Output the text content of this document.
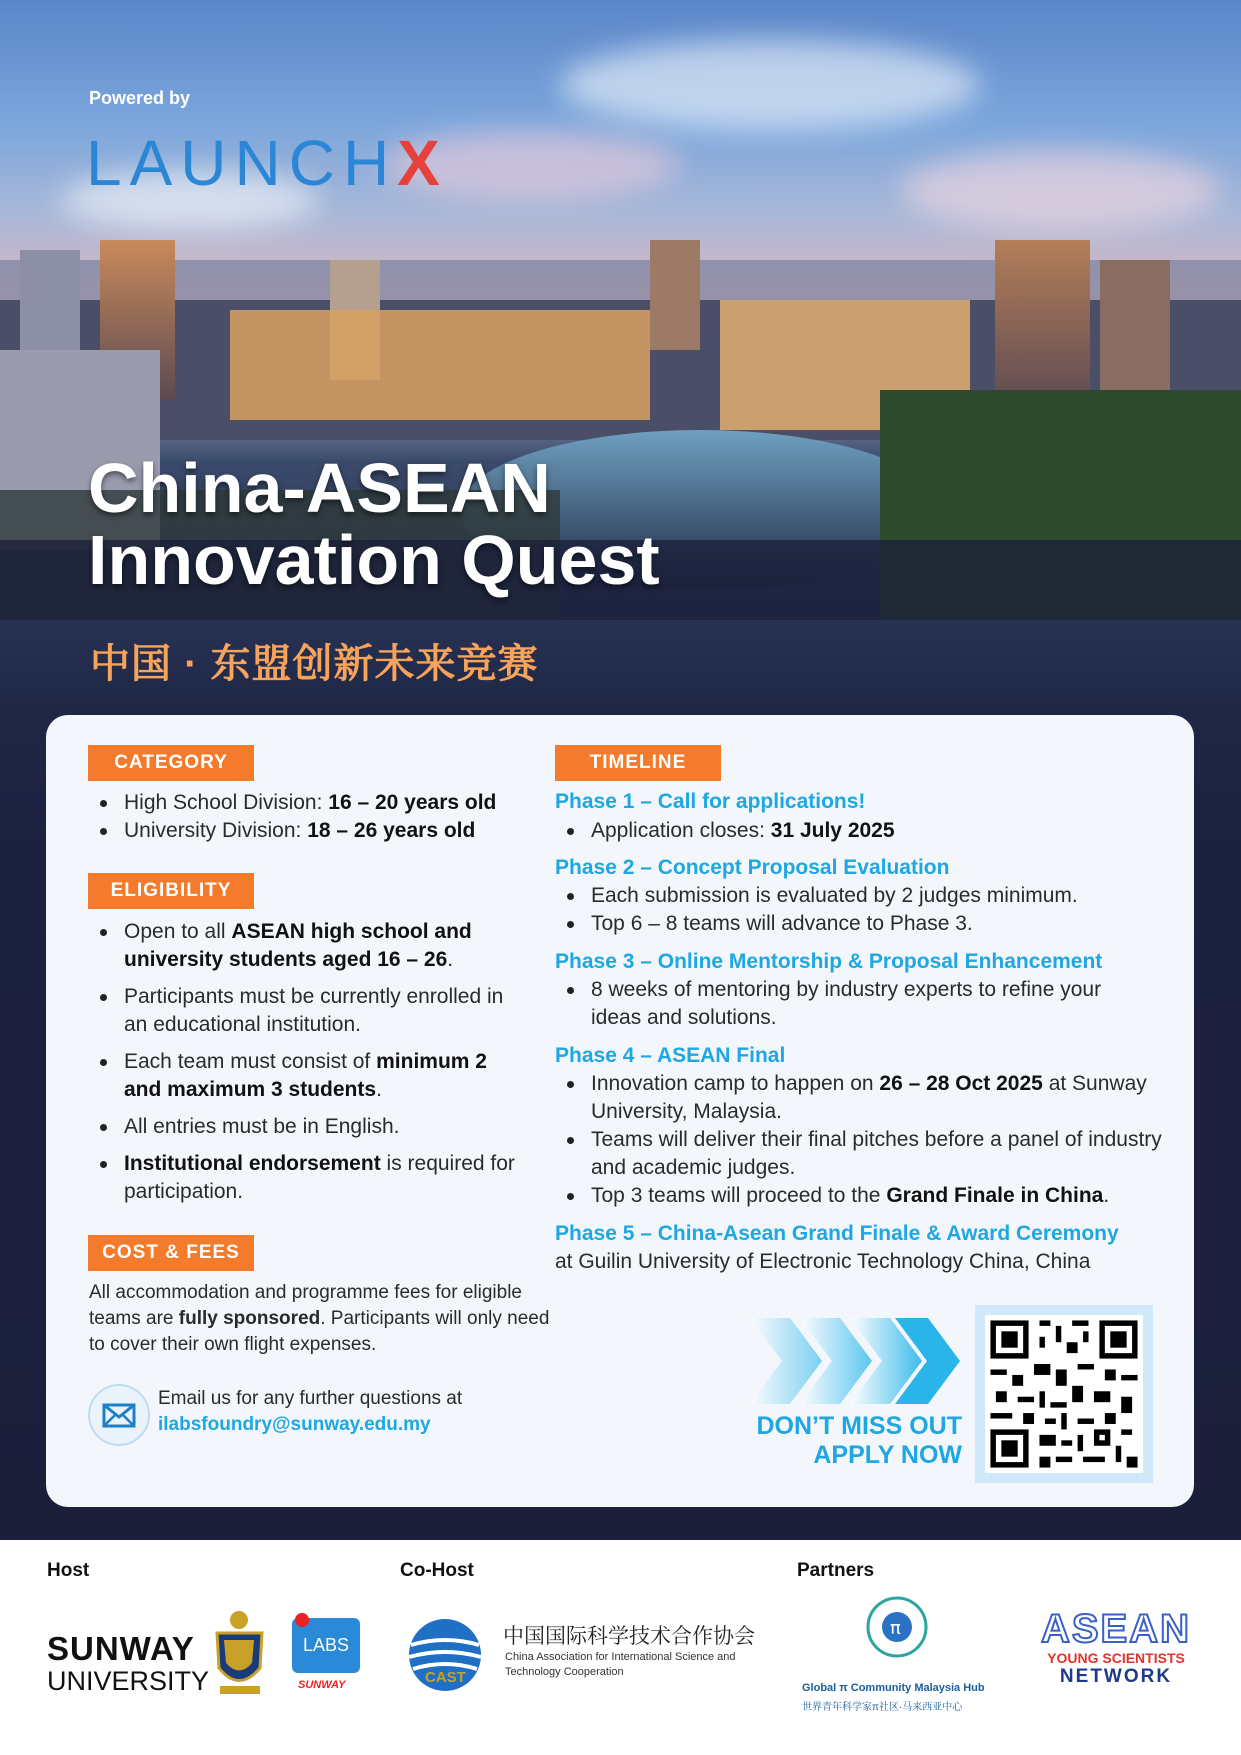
Powered by
LAUNCHX
China-ASEAN
Innovation Quest
中国 · 东盟创新未来竞赛
CATEGORY
High School Division: 16 – 20 years old
University Division: 18 – 26 years old
ELIGIBILITY
Open to all ASEAN high school and university students aged 16 – 26.
Participants must be currently enrolled in an educational institution.
Each team must consist of minimum 2 and maximum 3 students.
All entries must be in English.
Institutional endorsement is required for participation.
COST & FEES
All accommodation and programme fees for eligible teams are fully sponsored. Participants will only need to cover their own flight expenses.
Email us for any further questions at
ilabsfoundry@sunway.edu.my
TIMELINE
Phase 1 – Call for applications!
Application closes: 31 July 2025
Phase 2 – Concept Proposal Evaluation
Each submission is evaluated by 2 judges minimum.
Top 6 – 8 teams will advance to Phase 3.
Phase 3 – Online Mentorship & Proposal Enhancement
8 weeks of mentoring by industry experts to refine your ideas and solutions.
Phase 4 – ASEAN Final
Innovation camp to happen on 26 – 28 Oct 2025 at Sunway University, Malaysia.
Teams will deliver their final pitches before a panel of industry and academic judges.
Top 3 teams will proceed to the Grand Finale in China.
Phase 5 – China-Asean Grand Finale & Award Ceremony
at Guilin University of Electronic Technology China, China
DON’T MISS OUT
APPLY NOW
Host	Co-Host	Partners
SUNWAY
UNIVERSITY
LABS
SUNWAY	CAST
中国国际科学技术合作协会
China Association for International Science and
Technology Cooperation
π
Global π Community Malaysia Hub
世界青年科学家π社区·马来西亚中心
ASEAN
YOUNG SCIENTISTS
NETWORK
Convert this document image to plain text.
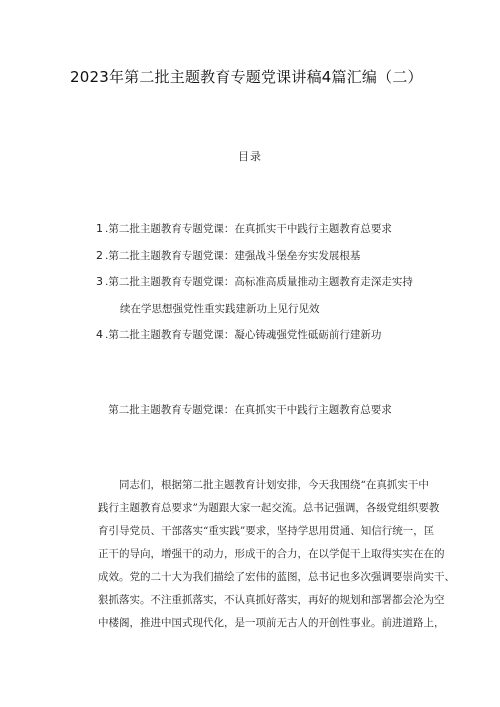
2023年第二批主题教育专题党课讲稿4篇汇编（二）
目录
1 .第二批主题教育专题党课：在真抓实干中践行主题教育总要求
2 .第二批主题教育专题党课：建强战斗堡垒夯实发展根基
3 .第二批主题教育专题党课：高标准高质量推动主题教育走深走实持
续在学思想强党性重实践建新功上见行见效
4 .第二批主题教育专题党课：凝心铸魂强党性砥砺前行建新功
第二批主题教育专题党课：在真抓实干中践行主题教育总要求
同志们，根据第二批主题教育计划安排，今天我围绕“在真抓实干中
践行主题教育总要求”为题跟大家一起交流。总书记强调，各级党组织要教
育引导党员、干部落实“重实践”要求，坚持学思用贯通、知信行统一，匡
正干的导向，增强干的动力，形成干的合力，在以学促干上取得实实在在的
成效。党的二十大为我们描绘了宏伟的蓝图，总书记也多次强调要崇尚实干、
狠抓落实。不注重抓落实，不认真抓好落实，再好的规划和部署都会沦为空
中楼阁，推进中国式现代化，是一项前无古人的开创性事业。前进道路上，
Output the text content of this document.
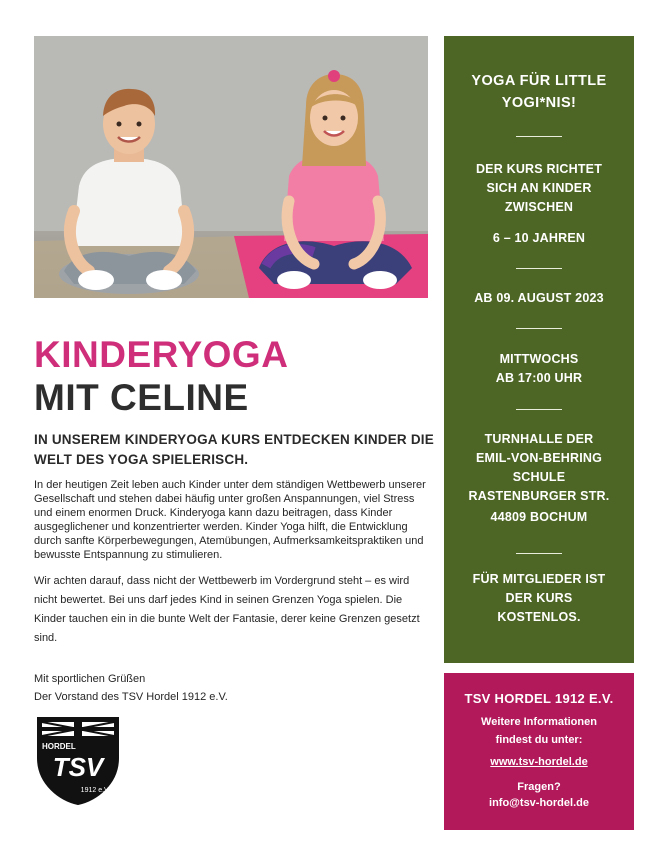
KINDERYOGA
MIT CELINE
IN UNSEREM KINDERYOGA KURS ENTDECKEN KINDER DIE WELT DES YOGA SPIELERISCH.

In der heutigen Zeit leben auch Kinder unter dem ständigen Wettbewerb unserer Gesellschaft und stehen dabei häufig unter großen Anspannungen, viel Stress und einem enormen Druck. Kinderyoga kann dazu beitragen, dass Kinder ausgeglichener und konzentrierter werden. Kinder Yoga hilft, die Entwicklung durch sanfte Körperbewegungen, Atemübungen, Aufmerksamkeitspraktiken und bewusste Entspannung zu stimulieren.

Wir achten darauf, dass nicht der Wettbewerb im Vordergrund steht – es wird nicht bewertet. Bei uns darf jedes Kind in seinen Grenzen Yoga spielen. Die Kinder tauchen ein in die bunte Welt der Fantasie, derer keine Grenzen gesetzt sind.

Mit sportlichen Grüßen
Der Vorstand des TSV Hordel 1912 e.V.
HORDEL
TSV
1912 e.V.
YOGA FÜR LITTLE YOGI*NIS!
DER KURS RICHTET SICH AN KINDER ZWISCHEN
6 – 10 JAHREN
AB 09. AUGUST 2023
MITTWOCHS
AB 17:00 UHR
TURNHALLE DER EMIL-VON-BEHRING SCHULE
RASTENBURGER STR.
44809 BOCHUM
FÜR MITGLIEDER IST DER KURS KOSTENLOS.
TSV HORDEL 1912 E.V.
Weitere Informationen findest du unter:
www.tsv-hordel.de
Fragen?
info@tsv-hordel.de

========================================

- **THE TASK**:
Go through the listing above and quote it exactly, apart from its images.

- **EXERCISE SOLUTION**:
Output the text content of this document.
Powered by
LAUNCHX
China-ASEAN
Innovation Quest
中国 · 东盟创新未来竞赛
CATEGORY
High School Division: 16 – 20 years old
University Division: 18 – 26 years old
ELIGIBILITY
Open to all ASEAN high school and university students aged 16 – 26.
Participants must be currently enrolled in an educational institution.
Each team must consist of minimum 2 and maximum 3 students.
All entries must be in English.
Institutional endorsement is required for participation.
COST & FEES
All accommodation and programme fees for eligible teams are fully sponsored. Participants will only need to cover their own flight expenses.
Email us for any further questions at
ilabsfoundry@sunway.edu.my
TIMELINE
Phase 1 – Call for applications!
Application closes: 31 July 2025
Phase 2 – Concept Proposal Evaluation
Each submission is evaluated by 2 judges minimum.
Top 6 – 8 teams will advance to Phase 3.
Phase 3 – Online Mentorship & Proposal Enhancement
8 weeks of mentoring by industry experts to refine your ideas and solutions.
Phase 4 – ASEAN Final
Innovation camp to happen on 26 – 28 Oct 2025 at Sunway University, Malaysia.
Teams will deliver their final pitches before a panel of industry and academic judges.
Top 3 teams will proceed to the Grand Finale in China.
Phase 5 – China-Asean Grand Finale & Award Ceremony
at Guilin University of Electronic Technology China, China
DON’T MISS OUT
APPLY NOW
Host	Co-Host	Partners
SUNWAY
UNIVERSITY
LABS
SUNWAY	CAST
中国国际科学技术合作协会
China Association for International Science and
Technology Cooperation
π
Global π Community Malaysia Hub
世界青年科学家π社区·马来西亚中心
ASEAN
YOUNG SCIENTISTS
NETWORK
Convert this document image to plain text.
2023年第二批主题教育专题党课讲稿4篇汇编（二）
目录
1 .第二批主题教育专题党课：在真抓实干中践行主题教育总要求
2 .第二批主题教育专题党课：建强战斗堡垒夯实发展根基
3 .第二批主题教育专题党课：高标准高质量推动主题教育走深走实持
续在学思想强党性重实践建新功上见行见效
4 .第二批主题教育专题党课：凝心铸魂强党性砥砺前行建新功
第二批主题教育专题党课：在真抓实干中践行主题教育总要求
同志们，根据第二批主题教育计划安排，今天我围绕“在真抓实干中
践行主题教育总要求”为题跟大家一起交流。总书记强调，各级党组织要教
育引导党员、干部落实“重实践”要求，坚持学思用贯通、知信行统一，匡
正干的导向，增强干的动力，形成干的合力，在以学促干上取得实实在在的
成效。党的二十大为我们描绘了宏伟的蓝图，总书记也多次强调要崇尚实干、
狠抓落实。不注重抓落实，不认真抓好落实，再好的规划和部署都会沦为空
中楼阁，推进中国式现代化，是一项前无古人的开创性事业。前进道路上，
Output the text content of this document.
KINDERYOGA
MIT CELINE
IN UNSEREM KINDERYOGA KURS ENTDECKEN KINDER DIE WELT DES YOGA SPIELERISCH.

In der heutigen Zeit leben auch Kinder unter dem ständigen Wettbewerb unserer Gesellschaft und stehen dabei häufig unter großen Anspannungen, viel Stress und einem enormen Druck. Kinderyoga kann dazu beitragen, dass Kinder ausgeglichener und konzentrierter werden. Kinder Yoga hilft, die Entwicklung durch sanfte Körperbewegungen, Atemübungen, Aufmerksamkeitspraktiken und bewusste Entspannung zu stimulieren.

Wir achten darauf, dass nicht der Wettbewerb im Vordergrund steht – es wird nicht bewertet. Bei uns darf jedes Kind in seinen Grenzen Yoga spielen. Die Kinder tauchen ein in die bunte Welt der Fantasie, derer keine Grenzen gesetzt sind.

Mit sportlichen Grüßen
Der Vorstand des TSV Hordel 1912 e.V.
HORDEL
TSV
1912 e.V.
YOGA FÜR LITTLE YOGI*NIS!
DER KURS RICHTET SICH AN KINDER ZWISCHEN
6 – 10 JAHREN
AB 09. AUGUST 2023
MITTWOCHS
AB 17:00 UHR
TURNHALLE DER EMIL-VON-BEHRING SCHULE
RASTENBURGER STR.
44809 BOCHUM
FÜR MITGLIEDER IST DER KURS KOSTENLOS.
TSV HORDEL 1912 E.V.
Weitere Informationen findest du unter:
www.tsv-hordel.de
Fragen?
info@tsv-hordel.de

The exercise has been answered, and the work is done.